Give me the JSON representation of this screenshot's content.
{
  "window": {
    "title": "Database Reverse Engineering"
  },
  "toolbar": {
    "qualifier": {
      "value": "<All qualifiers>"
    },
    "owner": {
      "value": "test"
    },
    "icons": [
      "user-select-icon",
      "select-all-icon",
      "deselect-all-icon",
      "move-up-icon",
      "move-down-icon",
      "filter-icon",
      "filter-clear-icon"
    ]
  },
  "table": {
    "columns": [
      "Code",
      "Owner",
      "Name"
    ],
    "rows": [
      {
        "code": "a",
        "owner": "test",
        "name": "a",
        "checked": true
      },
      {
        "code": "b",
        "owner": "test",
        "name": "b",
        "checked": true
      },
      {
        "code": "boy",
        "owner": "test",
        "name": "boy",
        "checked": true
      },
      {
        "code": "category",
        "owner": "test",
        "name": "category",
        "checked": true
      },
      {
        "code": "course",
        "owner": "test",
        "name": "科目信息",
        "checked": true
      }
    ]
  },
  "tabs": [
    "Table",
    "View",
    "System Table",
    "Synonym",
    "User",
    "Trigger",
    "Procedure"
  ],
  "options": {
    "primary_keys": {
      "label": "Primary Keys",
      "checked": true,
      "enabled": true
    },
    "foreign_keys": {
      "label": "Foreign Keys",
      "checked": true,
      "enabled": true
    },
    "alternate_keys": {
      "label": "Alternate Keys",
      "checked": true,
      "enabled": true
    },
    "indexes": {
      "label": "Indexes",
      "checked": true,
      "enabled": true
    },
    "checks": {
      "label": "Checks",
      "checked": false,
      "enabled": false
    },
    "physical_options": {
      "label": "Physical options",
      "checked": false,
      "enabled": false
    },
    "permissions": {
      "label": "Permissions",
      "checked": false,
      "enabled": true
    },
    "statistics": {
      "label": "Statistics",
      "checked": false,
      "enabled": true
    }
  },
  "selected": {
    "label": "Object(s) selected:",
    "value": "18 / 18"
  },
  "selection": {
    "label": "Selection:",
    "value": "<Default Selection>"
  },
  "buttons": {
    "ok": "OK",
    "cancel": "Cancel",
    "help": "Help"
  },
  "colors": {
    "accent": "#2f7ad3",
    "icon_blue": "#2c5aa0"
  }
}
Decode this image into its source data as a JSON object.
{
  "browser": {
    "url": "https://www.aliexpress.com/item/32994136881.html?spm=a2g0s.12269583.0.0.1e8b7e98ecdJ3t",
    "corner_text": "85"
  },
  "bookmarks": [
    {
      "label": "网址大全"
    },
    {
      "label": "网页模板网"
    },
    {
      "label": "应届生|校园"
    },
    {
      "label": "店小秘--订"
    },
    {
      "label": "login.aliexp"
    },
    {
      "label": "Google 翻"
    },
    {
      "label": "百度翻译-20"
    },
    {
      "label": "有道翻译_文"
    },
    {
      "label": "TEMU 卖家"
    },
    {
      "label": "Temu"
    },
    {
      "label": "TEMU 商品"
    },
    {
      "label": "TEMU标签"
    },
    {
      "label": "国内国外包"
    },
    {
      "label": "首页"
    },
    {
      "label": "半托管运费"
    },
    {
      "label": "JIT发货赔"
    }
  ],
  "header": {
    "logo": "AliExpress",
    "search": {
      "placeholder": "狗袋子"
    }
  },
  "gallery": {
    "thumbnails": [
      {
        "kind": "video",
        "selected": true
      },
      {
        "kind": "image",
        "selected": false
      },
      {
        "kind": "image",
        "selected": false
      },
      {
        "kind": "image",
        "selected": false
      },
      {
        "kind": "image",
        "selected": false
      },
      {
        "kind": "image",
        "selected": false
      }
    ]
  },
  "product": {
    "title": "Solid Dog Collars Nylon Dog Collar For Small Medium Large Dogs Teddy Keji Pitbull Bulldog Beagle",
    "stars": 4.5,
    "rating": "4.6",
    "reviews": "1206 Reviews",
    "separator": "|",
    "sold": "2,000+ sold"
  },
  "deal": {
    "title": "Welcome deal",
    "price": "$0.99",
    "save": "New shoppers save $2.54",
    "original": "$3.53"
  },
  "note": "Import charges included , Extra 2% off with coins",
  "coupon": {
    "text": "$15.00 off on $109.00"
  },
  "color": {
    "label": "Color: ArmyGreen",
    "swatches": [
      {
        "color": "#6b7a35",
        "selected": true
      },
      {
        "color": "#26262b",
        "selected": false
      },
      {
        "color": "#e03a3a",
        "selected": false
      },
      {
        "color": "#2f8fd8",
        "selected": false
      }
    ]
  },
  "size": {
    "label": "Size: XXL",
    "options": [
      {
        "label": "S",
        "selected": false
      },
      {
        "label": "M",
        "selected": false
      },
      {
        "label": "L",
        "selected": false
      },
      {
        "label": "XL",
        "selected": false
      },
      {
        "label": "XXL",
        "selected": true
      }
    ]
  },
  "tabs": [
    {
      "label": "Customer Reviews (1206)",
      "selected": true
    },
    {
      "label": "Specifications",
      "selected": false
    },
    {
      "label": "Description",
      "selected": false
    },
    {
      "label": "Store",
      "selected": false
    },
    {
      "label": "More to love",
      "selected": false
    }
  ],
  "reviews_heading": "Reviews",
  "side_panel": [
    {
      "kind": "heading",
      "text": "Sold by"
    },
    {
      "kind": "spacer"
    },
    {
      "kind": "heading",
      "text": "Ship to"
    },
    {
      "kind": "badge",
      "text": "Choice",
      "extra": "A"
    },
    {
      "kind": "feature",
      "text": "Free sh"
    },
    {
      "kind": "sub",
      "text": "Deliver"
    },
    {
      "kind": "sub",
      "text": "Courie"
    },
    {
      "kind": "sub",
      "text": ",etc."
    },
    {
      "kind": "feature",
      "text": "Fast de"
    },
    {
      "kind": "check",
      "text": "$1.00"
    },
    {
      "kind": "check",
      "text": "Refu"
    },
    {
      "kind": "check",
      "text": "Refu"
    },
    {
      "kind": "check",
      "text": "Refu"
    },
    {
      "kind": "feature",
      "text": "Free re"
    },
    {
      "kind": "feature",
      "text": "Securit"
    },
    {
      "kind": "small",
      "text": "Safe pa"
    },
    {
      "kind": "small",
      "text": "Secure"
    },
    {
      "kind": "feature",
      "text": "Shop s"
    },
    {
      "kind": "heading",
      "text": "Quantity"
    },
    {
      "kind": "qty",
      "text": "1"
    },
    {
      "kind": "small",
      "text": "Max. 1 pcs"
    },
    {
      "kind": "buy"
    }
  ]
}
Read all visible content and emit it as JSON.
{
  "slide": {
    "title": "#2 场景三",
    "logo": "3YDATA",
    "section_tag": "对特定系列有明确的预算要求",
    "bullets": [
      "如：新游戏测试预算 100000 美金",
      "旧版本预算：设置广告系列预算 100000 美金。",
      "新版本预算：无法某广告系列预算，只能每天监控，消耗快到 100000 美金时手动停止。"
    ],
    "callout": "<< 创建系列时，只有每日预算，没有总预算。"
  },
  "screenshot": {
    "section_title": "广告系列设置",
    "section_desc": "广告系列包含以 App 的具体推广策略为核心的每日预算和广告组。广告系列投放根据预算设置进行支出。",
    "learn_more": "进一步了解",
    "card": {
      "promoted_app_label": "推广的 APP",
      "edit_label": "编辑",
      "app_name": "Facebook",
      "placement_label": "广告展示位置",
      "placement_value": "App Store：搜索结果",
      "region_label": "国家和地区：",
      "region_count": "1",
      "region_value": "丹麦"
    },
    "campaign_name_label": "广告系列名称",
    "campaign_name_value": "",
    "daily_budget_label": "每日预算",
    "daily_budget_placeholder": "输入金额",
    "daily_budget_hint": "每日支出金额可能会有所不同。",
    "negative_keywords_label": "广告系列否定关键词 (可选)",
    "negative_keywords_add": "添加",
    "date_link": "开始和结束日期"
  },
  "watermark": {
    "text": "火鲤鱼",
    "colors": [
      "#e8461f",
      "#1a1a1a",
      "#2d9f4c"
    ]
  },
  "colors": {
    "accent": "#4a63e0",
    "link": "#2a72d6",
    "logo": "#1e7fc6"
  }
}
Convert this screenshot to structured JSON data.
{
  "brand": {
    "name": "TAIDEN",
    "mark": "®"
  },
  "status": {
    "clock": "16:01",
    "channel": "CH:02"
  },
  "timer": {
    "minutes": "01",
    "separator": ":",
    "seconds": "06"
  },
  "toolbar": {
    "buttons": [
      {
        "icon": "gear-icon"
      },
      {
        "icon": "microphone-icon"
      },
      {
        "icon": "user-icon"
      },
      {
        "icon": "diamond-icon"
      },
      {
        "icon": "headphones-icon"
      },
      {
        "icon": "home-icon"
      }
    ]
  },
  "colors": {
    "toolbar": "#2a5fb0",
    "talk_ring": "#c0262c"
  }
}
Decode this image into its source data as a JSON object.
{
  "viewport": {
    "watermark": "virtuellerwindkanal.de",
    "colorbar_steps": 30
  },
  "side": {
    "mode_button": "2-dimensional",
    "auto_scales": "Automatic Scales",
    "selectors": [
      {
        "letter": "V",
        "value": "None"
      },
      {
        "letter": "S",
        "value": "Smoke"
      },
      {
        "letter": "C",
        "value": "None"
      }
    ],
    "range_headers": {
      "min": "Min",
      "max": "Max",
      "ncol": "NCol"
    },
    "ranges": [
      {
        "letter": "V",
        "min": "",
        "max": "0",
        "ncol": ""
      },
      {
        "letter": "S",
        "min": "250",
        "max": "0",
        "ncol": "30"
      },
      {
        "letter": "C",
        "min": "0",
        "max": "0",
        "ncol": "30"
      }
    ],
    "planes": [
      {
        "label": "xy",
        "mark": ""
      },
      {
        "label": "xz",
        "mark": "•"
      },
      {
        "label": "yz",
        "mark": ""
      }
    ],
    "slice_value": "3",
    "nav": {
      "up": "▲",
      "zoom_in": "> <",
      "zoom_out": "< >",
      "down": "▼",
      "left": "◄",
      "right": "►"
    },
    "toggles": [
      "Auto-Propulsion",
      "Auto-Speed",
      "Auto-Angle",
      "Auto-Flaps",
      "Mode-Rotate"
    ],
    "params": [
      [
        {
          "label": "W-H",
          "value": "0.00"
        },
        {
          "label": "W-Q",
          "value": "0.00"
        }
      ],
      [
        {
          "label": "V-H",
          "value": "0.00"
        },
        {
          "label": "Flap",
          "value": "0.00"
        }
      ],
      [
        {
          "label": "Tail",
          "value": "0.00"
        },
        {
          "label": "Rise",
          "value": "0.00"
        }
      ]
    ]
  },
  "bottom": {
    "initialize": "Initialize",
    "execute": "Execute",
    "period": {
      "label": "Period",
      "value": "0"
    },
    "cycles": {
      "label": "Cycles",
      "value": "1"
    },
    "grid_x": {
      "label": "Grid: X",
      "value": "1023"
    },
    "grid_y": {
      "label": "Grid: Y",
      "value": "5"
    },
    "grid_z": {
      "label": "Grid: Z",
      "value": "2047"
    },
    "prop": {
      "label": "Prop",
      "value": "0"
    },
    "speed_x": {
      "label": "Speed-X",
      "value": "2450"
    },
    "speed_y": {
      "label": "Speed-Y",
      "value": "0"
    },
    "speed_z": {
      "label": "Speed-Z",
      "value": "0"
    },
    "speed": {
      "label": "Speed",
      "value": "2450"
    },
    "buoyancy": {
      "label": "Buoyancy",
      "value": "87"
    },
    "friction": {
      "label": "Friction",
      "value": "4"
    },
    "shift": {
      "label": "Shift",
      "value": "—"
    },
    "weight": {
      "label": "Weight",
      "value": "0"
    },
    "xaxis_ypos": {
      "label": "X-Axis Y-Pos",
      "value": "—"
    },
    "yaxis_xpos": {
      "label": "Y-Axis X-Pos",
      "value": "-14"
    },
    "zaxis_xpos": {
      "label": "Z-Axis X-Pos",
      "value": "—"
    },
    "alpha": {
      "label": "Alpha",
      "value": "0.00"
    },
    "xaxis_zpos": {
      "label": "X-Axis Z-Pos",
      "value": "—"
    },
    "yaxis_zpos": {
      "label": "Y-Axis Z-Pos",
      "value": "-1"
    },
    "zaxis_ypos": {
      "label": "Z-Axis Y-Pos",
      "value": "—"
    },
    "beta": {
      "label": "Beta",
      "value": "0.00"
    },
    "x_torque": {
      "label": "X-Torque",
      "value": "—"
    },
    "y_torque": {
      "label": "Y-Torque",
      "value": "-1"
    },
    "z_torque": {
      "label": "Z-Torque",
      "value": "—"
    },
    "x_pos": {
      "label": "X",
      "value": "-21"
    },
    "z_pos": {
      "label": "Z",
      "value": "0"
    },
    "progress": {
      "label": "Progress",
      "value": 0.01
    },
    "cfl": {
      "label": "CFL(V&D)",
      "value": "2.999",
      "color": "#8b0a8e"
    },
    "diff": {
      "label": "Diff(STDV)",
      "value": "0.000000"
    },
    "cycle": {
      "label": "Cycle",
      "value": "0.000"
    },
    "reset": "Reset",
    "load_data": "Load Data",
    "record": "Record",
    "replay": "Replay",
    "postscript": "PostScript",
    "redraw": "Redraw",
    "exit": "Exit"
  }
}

= Short exercise =
Which lines hold the word "content"? Show each one.

= Result =
Give me the JSON representation of this screenshot's content.
Read all visible content and emit it as JSON.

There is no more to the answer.